00 25/05/2013 05:17
Ilva, sequestrati beni per 8,1 miliardi alla famiglia Riva tra Taranto e Milano. Reati ambientali plurimi l'accusa

TARANTO - Due giorni fa il sequestro del patrimonio personale dei Riva per 1,2 miliardi di euro perché frutto, secondo la procura e il gip di Milano, di frode fiscale, truffa allo Stato e riciclaggio. Oggi una mannaia da 8,1 miliardi di euro sui beni e le disponibilità economiche e finanziarie della Riva Fire (Finanziaria industriale Riva Emilio) spa, che controlla l'Ilva di Taranto.

Una cifra equivalente alle somme che nel corso degli anni l'Ilva avrebbe risparmiato non adeguando gli impianti del Siderurgico, e in particolare quelli dell'area a caldo, alle normative ambientali, pregiudicando l'incolumità e la salute della popolazione. Il sequestro, tuttora in atto da parte dei militari della Guardia di Finanza a Taranto e a Milano e funzionale alla confisca, riguarda «prioritariamente» - scrive il gip Patrizia Todisco nel decreto accogliendo la richiesta del pool di magistrati coordinati dal procuratore di Taranto, Franco Sebastio - i beni nella disponibilitàdi Riva Fire spa, ovvero «dell'ente o degli enti eventualmente nati dalla sua trasformazione o fusione o scissione parziale».

▶ COMPITO 1:
A quanto ammonta il sequestro disposto sui beni della Riva Fire secondo l'articolo sull'Ilva?
▶ COMPITO 2:
Riporta dall'articolo sull'Ilva il tratto che va da "TARANTO - Due" fino a "l'Ilva di Taranto.".
▶ COMPITO 3:
Riprendi l'articolo sull'Ilva e continualo dopo l'ultima frase.

Righe memorizzate
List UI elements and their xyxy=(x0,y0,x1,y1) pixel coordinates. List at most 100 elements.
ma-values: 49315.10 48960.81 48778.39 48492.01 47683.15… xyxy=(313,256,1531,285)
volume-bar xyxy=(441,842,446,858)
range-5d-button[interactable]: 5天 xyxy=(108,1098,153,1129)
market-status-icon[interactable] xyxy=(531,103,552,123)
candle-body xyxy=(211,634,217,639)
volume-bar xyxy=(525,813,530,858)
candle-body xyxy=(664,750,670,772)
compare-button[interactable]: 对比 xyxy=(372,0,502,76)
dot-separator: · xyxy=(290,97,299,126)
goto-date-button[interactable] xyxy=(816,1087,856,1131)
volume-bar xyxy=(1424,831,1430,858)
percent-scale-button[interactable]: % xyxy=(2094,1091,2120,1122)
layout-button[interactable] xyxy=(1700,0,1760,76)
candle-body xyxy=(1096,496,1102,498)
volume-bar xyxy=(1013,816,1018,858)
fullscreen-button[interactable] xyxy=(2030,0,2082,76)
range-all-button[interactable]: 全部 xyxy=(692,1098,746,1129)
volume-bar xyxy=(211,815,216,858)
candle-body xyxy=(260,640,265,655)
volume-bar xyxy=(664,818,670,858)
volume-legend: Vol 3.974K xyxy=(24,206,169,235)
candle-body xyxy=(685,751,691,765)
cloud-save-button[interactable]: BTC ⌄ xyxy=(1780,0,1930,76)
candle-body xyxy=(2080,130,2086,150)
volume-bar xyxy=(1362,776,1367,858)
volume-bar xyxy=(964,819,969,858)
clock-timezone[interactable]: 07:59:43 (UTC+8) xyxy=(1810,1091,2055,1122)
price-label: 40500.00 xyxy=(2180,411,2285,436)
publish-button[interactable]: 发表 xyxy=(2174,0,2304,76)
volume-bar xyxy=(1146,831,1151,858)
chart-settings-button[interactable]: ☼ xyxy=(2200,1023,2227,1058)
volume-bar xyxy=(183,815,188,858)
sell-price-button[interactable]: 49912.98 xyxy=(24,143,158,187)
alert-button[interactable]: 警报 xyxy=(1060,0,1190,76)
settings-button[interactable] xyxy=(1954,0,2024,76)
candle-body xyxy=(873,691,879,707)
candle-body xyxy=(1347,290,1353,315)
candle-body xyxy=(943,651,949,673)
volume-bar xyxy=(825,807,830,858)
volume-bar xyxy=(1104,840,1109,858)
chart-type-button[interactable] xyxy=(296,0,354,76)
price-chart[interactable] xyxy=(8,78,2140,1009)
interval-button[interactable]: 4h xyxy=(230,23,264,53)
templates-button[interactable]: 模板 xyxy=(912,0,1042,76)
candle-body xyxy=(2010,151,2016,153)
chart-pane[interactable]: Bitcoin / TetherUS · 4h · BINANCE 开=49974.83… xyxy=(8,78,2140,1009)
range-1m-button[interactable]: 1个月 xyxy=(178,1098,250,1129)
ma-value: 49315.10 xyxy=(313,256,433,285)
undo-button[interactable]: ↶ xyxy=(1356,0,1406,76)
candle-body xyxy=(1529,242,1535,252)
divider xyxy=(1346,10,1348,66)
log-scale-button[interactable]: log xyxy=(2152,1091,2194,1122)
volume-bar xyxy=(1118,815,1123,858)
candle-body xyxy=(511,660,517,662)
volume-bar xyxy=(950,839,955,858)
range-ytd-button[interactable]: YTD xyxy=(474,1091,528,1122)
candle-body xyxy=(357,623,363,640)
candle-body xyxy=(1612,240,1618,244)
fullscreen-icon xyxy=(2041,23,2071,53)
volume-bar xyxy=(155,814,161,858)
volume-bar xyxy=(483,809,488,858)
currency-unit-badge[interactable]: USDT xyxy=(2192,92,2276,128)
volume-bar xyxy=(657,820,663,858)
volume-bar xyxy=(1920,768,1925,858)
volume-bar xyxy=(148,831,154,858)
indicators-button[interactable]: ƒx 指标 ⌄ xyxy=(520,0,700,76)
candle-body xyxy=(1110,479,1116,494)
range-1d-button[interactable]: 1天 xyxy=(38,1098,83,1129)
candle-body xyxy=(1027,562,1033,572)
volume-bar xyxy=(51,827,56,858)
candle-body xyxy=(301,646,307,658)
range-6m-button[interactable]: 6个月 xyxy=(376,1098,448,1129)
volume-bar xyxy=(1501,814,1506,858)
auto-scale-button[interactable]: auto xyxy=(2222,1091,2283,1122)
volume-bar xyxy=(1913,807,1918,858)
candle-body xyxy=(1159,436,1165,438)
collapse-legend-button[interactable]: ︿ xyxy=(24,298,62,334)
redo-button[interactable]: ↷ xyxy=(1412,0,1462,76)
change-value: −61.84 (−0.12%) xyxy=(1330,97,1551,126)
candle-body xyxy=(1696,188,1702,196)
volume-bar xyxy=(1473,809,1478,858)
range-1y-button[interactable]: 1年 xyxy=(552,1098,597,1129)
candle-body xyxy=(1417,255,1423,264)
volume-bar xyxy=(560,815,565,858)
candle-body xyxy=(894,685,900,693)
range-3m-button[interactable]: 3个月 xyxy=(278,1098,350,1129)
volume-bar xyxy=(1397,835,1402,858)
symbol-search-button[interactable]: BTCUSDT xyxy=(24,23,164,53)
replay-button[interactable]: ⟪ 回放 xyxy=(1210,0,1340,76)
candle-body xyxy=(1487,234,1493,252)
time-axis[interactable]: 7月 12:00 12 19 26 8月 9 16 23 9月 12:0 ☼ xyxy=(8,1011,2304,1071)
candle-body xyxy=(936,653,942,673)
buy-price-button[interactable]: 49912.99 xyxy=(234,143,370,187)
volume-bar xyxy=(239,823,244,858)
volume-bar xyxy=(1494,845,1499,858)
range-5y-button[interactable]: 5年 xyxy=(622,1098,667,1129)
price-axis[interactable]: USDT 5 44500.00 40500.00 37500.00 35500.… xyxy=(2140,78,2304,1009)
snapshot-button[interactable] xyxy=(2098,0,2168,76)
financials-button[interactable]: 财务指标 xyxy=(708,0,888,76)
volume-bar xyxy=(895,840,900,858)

▶ RISULTATO 1:
8,1 miliardi di euro.

▶ RISULTATO 2:
TARANTO - Due giorni fa il sequestro del patrimonio personale dei Riva per 1,2 miliardi di euro perché frutto, secondo la procura e il gip di Milano, di frode fiscale, truffa allo Stato e riciclaggio. Oggi una mannaia da 8,1 miliardi di euro sui beni e le disponibilità economiche e finanziarie della Riva Fire (Finanziaria industriale Riva Emilio) spa, che controlla l'Ilva di Taranto.

▶ RISULTATO 3:
Solo «in via residuale e in caso di incapienza» dei beni sigillati a Riva Fire, saranno sequestrati «i beni immobili nella disponibilità dell'Ilva spa», ma non quelli «strettamente indispensabili all'esercizio dell'attività produttiva». Dunque, da un lato - come ha sottolineato il procuratore Sebastio parlando con i giornalisti - sono state salvaguardate le norme contenute nella legge 231/2012, che consente per 36 mesi all'Ilva di produrre e vendere i prodotti pur con gli impianti sotto sequestro senza facoltà d'uso dal 26 luglio scorso. Dall'altro lato viene applicato quanto previsto dalla legge 231/2001 sulla responsabilità di personalità giuridiche, in questo caso la Riva Fire.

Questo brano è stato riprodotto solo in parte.